[Stored dataset items]

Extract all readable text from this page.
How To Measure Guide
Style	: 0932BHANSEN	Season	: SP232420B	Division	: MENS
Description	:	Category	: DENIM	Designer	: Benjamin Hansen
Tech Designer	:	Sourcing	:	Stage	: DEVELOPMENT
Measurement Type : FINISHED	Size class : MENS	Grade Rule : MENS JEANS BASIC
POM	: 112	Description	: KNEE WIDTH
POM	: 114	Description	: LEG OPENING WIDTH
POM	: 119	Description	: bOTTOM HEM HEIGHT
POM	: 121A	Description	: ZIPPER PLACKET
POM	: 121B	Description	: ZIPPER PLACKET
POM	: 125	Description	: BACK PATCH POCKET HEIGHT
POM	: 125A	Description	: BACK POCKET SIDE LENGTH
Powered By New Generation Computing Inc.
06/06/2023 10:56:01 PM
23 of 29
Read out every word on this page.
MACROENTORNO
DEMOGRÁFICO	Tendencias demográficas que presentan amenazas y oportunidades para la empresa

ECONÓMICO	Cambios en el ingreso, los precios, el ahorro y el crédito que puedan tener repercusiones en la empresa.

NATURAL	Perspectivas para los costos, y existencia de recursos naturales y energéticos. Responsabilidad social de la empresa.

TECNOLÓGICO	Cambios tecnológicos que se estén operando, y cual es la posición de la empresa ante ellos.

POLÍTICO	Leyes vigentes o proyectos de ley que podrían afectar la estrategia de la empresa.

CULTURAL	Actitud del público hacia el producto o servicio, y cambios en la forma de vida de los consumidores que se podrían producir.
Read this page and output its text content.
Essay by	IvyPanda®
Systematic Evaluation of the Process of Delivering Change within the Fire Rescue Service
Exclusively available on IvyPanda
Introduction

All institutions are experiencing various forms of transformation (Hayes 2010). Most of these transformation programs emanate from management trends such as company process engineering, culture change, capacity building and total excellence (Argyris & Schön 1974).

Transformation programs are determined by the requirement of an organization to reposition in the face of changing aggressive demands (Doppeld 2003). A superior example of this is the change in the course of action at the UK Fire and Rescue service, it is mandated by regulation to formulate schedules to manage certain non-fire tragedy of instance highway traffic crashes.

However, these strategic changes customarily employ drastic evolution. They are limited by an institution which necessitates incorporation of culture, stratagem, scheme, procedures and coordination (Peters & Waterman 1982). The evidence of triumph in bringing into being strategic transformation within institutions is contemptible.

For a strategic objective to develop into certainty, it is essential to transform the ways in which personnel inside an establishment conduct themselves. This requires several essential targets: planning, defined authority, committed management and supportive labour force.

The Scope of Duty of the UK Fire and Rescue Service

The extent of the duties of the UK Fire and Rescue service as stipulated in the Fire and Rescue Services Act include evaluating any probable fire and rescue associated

Aim
Make a copy of each line that contains the string "these".

Task solution
All institutions are experiencing various forms of transformation (Hayes 2010). Most of these transformation programs emanate from management trends such as company process engineering, culture change, capacity building and total excellence (Argyris & Schön 1974).
However, these strategic changes customarily employ drastic evolution. They are limited by an institution which necessitates incorporation of culture, stratagem, scheme, procedures and coordination (Peters & Waterman 1982). The evidence of triumph in bringing into being strategic transformation within institutions is contemptible.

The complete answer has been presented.